**WORK REQUIRED:**
Continue the account of sitting next to Sissy Spacek at a Keswick fundraiser, starting right after its last sentence.

**SELECTED EXTRACT:**
---------------
One day, I got a call from my Keswick friend, world horse star Peggy Augustus, to come down for a fundraiser.

“Oh, and by the way,” she said, “Sissy Spacek and her husband, Jack Fisk, will be sitting at our table.”

Well, as soon as I could, I bought a tape of the movie and it didn’t take very long to understand why Sissy won the award. Her performance was dazzling.

The weekend came and down to Peggy’s I went, then over to the fundraiser we went. It was held in a big tent and once we located our table, to my delight I was actually sitting next to the actress, who had moved with her husband to a farm in Keswick in 1982.

Naturally, I told her how much I enjoyed the movie. And then, I was somewhat startled when she told me she originally did not want to make the film.
---------------
**INFORMATION GIVEN:**
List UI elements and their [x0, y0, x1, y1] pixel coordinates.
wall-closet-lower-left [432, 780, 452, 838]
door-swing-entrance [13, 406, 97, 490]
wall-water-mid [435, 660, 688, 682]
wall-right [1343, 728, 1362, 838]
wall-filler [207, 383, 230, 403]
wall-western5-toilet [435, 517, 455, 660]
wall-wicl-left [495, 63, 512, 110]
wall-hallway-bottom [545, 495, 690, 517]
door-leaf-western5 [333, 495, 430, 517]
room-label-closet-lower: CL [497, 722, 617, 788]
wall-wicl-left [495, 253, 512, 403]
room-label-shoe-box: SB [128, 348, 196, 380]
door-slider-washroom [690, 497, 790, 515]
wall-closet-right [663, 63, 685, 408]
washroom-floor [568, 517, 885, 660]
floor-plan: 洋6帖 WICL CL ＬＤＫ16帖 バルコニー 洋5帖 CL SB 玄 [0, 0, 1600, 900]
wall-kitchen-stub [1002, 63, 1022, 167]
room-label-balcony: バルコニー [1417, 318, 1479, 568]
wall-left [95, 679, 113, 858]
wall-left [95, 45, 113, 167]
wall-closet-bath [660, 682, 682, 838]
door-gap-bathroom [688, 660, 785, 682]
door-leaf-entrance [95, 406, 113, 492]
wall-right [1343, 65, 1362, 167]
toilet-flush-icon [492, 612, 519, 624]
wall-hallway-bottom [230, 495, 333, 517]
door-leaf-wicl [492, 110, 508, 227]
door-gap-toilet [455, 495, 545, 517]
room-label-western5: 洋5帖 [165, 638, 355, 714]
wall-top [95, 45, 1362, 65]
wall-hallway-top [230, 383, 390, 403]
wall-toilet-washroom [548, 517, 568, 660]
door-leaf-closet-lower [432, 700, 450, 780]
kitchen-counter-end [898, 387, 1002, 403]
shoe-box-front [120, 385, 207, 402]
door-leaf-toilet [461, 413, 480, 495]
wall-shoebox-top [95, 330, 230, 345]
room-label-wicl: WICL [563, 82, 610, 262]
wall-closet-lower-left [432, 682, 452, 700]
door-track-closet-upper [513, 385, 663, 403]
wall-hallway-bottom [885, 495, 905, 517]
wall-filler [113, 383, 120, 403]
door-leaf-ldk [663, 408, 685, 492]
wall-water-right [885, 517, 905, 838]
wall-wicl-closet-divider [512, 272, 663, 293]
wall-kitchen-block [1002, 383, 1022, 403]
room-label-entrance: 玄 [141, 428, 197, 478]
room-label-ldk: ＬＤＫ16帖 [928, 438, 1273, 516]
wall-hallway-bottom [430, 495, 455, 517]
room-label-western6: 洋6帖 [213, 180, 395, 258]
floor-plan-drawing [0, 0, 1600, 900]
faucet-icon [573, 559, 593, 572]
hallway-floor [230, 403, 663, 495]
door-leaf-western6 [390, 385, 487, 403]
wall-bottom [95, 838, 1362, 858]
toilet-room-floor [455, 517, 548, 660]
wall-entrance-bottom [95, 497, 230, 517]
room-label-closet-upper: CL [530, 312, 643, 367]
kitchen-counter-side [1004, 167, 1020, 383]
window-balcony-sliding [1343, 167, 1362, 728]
---------------
**RESPONSE:**
Sissy told me she’d been a singer specializing in rock music at the start of her career, and she initially felt her sound and Lynn’s country sound just didn’t mix. She also said that if her acting career had not taken off, she probably would have gone back to singing.

Turns out Loretta Lynn saw her screen test and she and the studio executives insisted that she make the movie. She and Lynn soon became fast friends, and she definitely wanted Sissy to sing her songs in the film.

Lynn helped her learn to sing and play guitar in her style. The film’s soundtrack featured Sissy singing all of Lynn’s hits used in the movie, including “Coal Miner’s Daughter.”

Meanwhile, we also got in to some horse talk. Sissy was from Texas and had always ridden Western. But she was then taking jumping lessons at the Barracks stable in Charlottesville and hoped to be fox chasing that fall with her husband, Jack, a producer and director who also played polo.

I smartly said, “What’s the studio going to say about that?”

She replied, “I’m the studio now.”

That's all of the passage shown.